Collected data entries
········
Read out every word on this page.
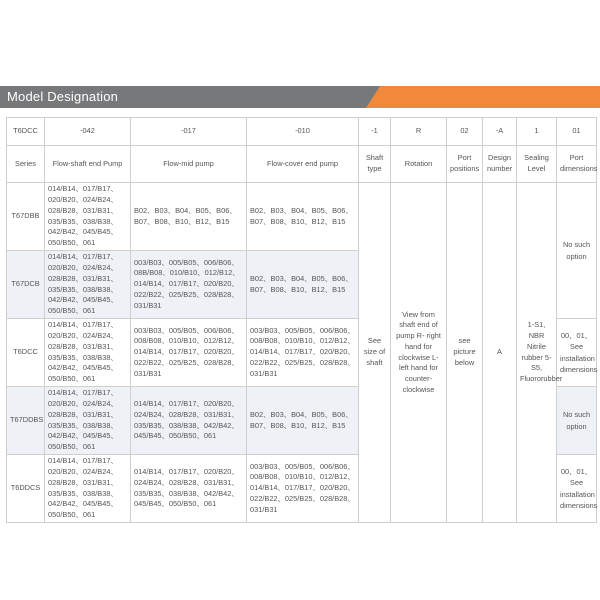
Model Designation
T6DCC	-042	-017	-010	-1	R	02	-A	1	01
Series	Flow-shaft end Pump	Flow-mid pump	Flow-cover end pump	Shaft type	Rotation	Port positions	Design number	Sealing Level	Port dimensions
T67DBB	014/B14、017/B17、020/B20、024/B24、028/B28、031/B31、035/B35、038/B38、042/B42、045/B45、050/B50、061	B02、B03、B04、B05、B06、B07、B08、B10、B12、B15	B02、B03、B04、B05、B06、B07、B08、B10、B12、B15	See size of shaft	View from shaft end of pump R- right hand for clockwise L- left hand for counter-clockwise	see picture below	A	1-S1, NBR Nitrile rubber 5-S5, Fluororubber	No such option
T67DCB	014/B14、017/B17、020/B20、024/B24、028/B28、031/B31、035/B35、038/B38、042/B42、045/B45、050/B50、061	003/B03、005/B05、006/B06、08B/B08、010/B10、012/B12、014/B14、017/B17、020/B20、022/B22、025/B25、028/B28、031/B31	B02、B03、B04、B05、B06、B07、B08、B10、B12、B15						
T6DCC	014/B14、017/B17、020/B20、024/B24、028/B28、031/B31、035/B35、038/B38、042/B42、045/B45、050/B50、061	003/B03、005/B05、006/B06、008/B08、010/B10、012/B12、014/B14、017/B17、020/B20、022/B22、025/B25、028/B28、031/B31	003/B03、005/B05、006/B06、008/B08、010/B10、012/B12、014/B14、017/B17、020/B20、022/B22、025/B25、028/B28、031/B31						00、01、See installation dimensions
T67DDBS	014/B14、017/B17、020/B20、024/B24、028/B28、031/B31、035/B35、038/B38、042/B42、045/B45、050/B50、061	014/B14、017/B17、020/B20、024/B24、028/B28、031/B31、035/B35、038/B38、042/B42、045/B45、050/B50、061	B02、B03、B04、B05、B06、B07、B08、B10、B12、B15						No such option
T6DDCS	014/B14、017/B17、020/B20、024/B24、028/B28、031/B31、035/B35、038/B38、042/B42、045/B45、050/B50、061	014/B14、017/B17、020/B20、024/B24、028/B28、031/B31、035/B35、038/B38、042/B42、045/B45、050/B50、061	003/B03、005/B05、006/B06、008/B08、010/B10、012/B12、014/B14、017/B17、020/B20、022/B22、025/B25、028/B28、031/B31						00、01、See installation dimensions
········
* **Your goal**: Quote every record above exactly, omitting any pictures they contain.

* **In response**:
Read out every word on this page.
Model Designation
T6DCC	-042	-017	-010	-1	R	02	-A	1	01
Series	Flow-shaft end Pump	Flow-mid pump	Flow-cover end pump	Shaft type	Rotation	Port positions	Design number	Sealing Level	Port dimensions
T67DBB	014/B14、017/B17、020/B20、024/B24、028/B28、031/B31、035/B35、038/B38、042/B42、045/B45、050/B50、061	B02、B03、B04、B05、B06、B07、B08、B10、B12、B15	B02、B03、B04、B05、B06、B07、B08、B10、B12、B15	See size of shaft	View from shaft end of pump R- right hand for clockwise L- left hand for counter-clockwise	see picture below	A	1-S1, NBR Nitrile rubber 5-S5, Fluororubber	No such option
T67DCB	014/B14、017/B17、020/B20、024/B24、028/B28、031/B31、035/B35、038/B38、042/B42、045/B45、050/B50、061	003/B03、005/B05、006/B06、08B/B08、010/B10、012/B12、014/B14、017/B17、020/B20、022/B22、025/B25、028/B28、031/B31	B02、B03、B04、B05、B06、B07、B08、B10、B12、B15						
T6DCC	014/B14、017/B17、020/B20、024/B24、028/B28、031/B31、035/B35、038/B38、042/B42、045/B45、050/B50、061	003/B03、005/B05、006/B06、008/B08、010/B10、012/B12、014/B14、017/B17、020/B20、022/B22、025/B25、028/B28、031/B31	003/B03、005/B05、006/B06、008/B08、010/B10、012/B12、014/B14、017/B17、020/B20、022/B22、025/B25、028/B28、031/B31						00、01、See installation dimensions
T67DDBS	014/B14、017/B17、020/B20、024/B24、028/B28、031/B31、035/B35、038/B38、042/B42、045/B45、050/B50、061	014/B14、017/B17、020/B20、024/B24、028/B28、031/B31、035/B35、038/B38、042/B42、045/B45、050/B50、061	B02、B03、B04、B05、B06、B07、B08、B10、B12、B15						No such option
T6DDCS	014/B14、017/B17、020/B20、024/B24、028/B28、031/B31、035/B35、038/B38、042/B42、045/B45、050/B50、061	014/B14、017/B17、020/B20、024/B24、028/B28、031/B31、035/B35、038/B38、042/B42、045/B45、050/B50、061	003/B03、005/B05、006/B06、008/B08、010/B10、012/B12、014/B14、017/B17、020/B20、022/B22、025/B25、028/B28、031/B31						00、01、See installation dimensions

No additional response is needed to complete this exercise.